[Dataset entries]

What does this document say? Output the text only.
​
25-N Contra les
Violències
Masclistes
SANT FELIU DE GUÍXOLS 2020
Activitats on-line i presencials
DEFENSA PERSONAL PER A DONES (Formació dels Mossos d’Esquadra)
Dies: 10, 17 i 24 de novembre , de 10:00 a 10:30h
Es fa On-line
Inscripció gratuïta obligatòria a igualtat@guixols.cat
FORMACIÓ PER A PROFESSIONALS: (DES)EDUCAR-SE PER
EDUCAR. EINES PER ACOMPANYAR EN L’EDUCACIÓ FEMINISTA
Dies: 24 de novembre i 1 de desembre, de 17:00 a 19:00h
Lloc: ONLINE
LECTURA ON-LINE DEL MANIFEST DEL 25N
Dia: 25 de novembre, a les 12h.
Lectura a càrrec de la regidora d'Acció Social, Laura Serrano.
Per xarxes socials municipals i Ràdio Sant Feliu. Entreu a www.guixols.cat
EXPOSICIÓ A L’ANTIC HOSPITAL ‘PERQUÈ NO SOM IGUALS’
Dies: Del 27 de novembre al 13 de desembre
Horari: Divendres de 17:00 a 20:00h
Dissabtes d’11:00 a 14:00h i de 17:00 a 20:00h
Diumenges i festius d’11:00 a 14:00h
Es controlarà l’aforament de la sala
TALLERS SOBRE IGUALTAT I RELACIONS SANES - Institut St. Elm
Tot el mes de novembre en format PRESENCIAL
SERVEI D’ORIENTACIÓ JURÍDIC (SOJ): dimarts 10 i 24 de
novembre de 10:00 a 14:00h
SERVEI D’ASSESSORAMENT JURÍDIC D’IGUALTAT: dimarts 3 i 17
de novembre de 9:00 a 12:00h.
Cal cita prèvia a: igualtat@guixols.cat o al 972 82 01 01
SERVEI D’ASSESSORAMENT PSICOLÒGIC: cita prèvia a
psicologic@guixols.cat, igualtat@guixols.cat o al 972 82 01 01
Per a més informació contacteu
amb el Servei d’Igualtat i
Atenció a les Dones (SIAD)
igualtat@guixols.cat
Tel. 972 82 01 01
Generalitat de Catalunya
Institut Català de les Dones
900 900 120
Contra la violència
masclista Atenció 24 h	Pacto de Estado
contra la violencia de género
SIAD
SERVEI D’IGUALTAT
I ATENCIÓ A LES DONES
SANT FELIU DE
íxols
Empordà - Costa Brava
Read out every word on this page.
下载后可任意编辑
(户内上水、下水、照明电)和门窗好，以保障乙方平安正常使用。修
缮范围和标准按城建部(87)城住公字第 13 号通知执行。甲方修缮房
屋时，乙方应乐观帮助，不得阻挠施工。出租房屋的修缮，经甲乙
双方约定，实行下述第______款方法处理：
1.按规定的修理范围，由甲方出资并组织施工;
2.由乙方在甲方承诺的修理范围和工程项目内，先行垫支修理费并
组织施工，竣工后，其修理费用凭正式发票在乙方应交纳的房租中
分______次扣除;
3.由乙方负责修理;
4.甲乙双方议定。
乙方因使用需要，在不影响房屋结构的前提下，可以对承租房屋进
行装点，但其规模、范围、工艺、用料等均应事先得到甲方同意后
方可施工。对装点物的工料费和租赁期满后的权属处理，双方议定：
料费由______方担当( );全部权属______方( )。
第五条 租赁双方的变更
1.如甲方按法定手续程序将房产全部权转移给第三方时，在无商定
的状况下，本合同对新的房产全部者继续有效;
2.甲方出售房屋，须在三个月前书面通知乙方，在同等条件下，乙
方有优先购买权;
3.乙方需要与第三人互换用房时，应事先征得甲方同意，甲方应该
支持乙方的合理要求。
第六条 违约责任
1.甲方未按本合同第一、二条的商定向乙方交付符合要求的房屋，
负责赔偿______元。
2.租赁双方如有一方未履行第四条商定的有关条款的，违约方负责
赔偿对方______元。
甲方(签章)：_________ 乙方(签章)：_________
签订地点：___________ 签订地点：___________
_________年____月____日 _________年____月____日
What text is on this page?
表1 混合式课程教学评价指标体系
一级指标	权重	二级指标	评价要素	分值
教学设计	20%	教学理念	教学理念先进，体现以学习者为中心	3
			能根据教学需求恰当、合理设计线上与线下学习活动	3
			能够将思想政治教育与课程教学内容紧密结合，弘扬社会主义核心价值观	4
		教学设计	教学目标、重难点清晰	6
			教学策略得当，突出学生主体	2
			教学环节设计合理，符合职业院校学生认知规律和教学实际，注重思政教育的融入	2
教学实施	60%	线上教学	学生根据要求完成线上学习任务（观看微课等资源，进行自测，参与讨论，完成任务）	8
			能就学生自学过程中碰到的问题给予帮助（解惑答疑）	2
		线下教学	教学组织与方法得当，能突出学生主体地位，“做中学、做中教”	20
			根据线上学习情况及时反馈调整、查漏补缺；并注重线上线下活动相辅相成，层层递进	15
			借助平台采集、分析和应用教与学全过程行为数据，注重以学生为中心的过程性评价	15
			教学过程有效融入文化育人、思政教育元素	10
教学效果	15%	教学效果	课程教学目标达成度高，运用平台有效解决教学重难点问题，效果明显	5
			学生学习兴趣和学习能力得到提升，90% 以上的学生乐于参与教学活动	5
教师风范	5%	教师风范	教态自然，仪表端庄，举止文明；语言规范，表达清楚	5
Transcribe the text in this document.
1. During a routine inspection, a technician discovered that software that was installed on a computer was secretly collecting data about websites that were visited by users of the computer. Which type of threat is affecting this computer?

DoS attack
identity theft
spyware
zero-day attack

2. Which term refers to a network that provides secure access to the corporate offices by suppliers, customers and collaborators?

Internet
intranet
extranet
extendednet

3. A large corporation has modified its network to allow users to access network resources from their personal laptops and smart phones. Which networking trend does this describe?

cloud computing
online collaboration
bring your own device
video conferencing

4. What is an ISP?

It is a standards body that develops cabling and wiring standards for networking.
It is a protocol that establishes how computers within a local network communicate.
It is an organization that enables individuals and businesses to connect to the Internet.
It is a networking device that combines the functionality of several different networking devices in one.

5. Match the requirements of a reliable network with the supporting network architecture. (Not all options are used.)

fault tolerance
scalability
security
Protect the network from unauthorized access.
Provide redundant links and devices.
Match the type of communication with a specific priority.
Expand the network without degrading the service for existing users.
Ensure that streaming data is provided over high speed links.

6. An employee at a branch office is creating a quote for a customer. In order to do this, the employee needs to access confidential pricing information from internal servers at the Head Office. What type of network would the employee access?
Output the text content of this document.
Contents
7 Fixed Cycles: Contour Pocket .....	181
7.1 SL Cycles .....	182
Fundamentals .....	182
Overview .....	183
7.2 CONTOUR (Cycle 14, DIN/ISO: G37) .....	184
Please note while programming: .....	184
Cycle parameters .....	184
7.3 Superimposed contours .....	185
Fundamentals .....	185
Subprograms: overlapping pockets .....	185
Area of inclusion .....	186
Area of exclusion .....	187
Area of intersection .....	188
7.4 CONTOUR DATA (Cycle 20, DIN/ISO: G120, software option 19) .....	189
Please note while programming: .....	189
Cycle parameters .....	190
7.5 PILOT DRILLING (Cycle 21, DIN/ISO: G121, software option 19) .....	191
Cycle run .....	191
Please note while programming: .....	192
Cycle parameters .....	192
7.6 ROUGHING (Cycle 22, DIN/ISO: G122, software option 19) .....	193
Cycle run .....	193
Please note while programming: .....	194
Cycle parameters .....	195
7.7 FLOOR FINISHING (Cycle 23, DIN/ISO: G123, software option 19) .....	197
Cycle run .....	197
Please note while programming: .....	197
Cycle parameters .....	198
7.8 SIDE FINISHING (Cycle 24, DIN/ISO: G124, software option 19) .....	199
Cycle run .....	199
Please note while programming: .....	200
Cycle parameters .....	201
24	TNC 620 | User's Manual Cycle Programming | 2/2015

*Short exercise:* List the lines of the entries that include "page".

*Solution to the exercise:*
Read out every word on this page.
What text is on this page?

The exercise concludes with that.